Search the entries for the word "Championship" and pull out each line that has it.

[Structured figure records]

BEGIN

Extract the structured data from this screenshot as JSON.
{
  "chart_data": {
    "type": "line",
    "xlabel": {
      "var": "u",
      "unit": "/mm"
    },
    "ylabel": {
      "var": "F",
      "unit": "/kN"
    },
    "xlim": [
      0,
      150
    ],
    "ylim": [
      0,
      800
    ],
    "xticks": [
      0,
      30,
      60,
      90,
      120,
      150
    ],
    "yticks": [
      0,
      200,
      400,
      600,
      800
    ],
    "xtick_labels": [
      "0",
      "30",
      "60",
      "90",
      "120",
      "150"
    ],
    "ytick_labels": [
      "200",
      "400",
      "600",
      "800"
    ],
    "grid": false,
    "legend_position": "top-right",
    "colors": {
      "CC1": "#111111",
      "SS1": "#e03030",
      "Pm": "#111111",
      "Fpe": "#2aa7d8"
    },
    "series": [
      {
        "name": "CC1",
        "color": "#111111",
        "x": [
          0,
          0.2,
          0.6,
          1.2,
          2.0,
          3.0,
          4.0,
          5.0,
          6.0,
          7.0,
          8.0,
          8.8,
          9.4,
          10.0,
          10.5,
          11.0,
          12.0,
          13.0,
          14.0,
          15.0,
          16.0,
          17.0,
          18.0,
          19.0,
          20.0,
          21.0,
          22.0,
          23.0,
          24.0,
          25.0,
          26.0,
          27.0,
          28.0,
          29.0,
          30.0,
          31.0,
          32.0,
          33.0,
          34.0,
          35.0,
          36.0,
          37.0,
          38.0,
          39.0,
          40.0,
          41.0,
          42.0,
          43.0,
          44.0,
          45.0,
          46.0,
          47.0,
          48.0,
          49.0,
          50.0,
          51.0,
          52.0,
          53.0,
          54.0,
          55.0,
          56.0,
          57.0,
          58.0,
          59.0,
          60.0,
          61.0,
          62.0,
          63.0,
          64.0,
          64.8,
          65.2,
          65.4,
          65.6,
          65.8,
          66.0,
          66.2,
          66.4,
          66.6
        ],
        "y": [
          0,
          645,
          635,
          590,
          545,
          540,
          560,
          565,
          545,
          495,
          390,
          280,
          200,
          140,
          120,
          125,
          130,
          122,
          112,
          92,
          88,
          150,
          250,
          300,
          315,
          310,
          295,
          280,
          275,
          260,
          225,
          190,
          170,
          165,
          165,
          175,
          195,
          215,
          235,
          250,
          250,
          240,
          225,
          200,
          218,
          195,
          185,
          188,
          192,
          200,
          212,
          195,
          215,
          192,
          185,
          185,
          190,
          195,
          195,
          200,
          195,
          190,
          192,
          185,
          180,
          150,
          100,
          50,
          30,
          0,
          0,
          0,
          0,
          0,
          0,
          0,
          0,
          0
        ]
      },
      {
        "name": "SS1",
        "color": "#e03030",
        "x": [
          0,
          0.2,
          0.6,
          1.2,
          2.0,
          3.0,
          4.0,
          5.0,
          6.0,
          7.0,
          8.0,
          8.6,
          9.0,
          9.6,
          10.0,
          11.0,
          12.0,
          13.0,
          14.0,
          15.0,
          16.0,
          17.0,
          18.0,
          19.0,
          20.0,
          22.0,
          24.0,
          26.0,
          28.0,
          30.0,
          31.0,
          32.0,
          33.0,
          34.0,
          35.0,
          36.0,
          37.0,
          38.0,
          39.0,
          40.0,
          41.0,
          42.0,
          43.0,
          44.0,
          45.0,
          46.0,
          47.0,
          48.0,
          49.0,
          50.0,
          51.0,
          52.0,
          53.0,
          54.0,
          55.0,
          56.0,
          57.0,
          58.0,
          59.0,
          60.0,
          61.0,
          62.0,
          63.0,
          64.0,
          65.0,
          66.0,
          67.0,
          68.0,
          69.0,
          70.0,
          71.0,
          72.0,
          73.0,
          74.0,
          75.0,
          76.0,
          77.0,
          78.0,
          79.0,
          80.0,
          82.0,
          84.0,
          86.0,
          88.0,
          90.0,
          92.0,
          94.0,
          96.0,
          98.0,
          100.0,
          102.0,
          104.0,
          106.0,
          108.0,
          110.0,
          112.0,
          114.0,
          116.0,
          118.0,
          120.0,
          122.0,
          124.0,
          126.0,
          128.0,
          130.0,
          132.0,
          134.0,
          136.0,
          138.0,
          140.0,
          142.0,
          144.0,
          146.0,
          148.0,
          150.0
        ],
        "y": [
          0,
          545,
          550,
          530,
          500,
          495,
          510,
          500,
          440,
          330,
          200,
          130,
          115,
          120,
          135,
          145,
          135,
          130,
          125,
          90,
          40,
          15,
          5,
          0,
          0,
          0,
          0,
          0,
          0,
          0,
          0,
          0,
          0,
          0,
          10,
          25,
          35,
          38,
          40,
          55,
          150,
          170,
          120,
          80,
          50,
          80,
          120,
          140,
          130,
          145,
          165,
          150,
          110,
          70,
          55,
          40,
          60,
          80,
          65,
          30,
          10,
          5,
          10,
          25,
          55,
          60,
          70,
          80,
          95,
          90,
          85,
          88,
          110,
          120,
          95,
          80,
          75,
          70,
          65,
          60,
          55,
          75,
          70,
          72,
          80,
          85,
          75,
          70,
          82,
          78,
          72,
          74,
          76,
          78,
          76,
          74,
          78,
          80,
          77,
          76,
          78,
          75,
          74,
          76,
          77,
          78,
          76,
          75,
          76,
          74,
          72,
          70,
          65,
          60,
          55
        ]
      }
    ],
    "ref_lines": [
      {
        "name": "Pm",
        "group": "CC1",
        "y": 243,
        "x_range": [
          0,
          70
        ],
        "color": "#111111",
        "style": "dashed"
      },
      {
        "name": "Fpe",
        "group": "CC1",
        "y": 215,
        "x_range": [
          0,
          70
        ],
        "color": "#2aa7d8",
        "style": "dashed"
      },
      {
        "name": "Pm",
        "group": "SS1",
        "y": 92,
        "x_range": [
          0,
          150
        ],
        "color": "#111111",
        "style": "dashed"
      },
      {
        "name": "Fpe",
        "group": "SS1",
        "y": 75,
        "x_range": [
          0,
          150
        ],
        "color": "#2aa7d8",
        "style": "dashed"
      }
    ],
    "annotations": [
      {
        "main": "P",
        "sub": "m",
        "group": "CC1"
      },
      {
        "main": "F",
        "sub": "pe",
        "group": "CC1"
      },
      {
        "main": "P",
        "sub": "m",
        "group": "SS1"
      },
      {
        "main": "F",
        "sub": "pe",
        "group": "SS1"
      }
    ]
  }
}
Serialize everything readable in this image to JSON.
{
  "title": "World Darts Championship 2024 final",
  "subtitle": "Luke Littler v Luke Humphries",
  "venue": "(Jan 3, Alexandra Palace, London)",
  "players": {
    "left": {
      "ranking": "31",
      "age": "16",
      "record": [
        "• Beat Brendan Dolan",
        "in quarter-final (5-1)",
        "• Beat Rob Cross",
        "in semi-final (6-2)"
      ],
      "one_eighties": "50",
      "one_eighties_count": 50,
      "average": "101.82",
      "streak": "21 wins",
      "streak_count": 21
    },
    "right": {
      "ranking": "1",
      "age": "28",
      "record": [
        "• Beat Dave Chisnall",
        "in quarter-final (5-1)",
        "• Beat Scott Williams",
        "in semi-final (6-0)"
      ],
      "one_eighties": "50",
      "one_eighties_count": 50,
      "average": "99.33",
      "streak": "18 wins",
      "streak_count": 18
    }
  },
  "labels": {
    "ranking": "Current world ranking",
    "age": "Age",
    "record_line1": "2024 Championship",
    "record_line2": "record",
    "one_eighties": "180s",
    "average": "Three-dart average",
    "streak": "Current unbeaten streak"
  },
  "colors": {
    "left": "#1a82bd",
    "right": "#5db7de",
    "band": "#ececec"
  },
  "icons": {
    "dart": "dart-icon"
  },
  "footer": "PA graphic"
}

END

Solution for this task:
  "title": "World Darts Championship 2024 final",
    "record_line1": "2024 Championship",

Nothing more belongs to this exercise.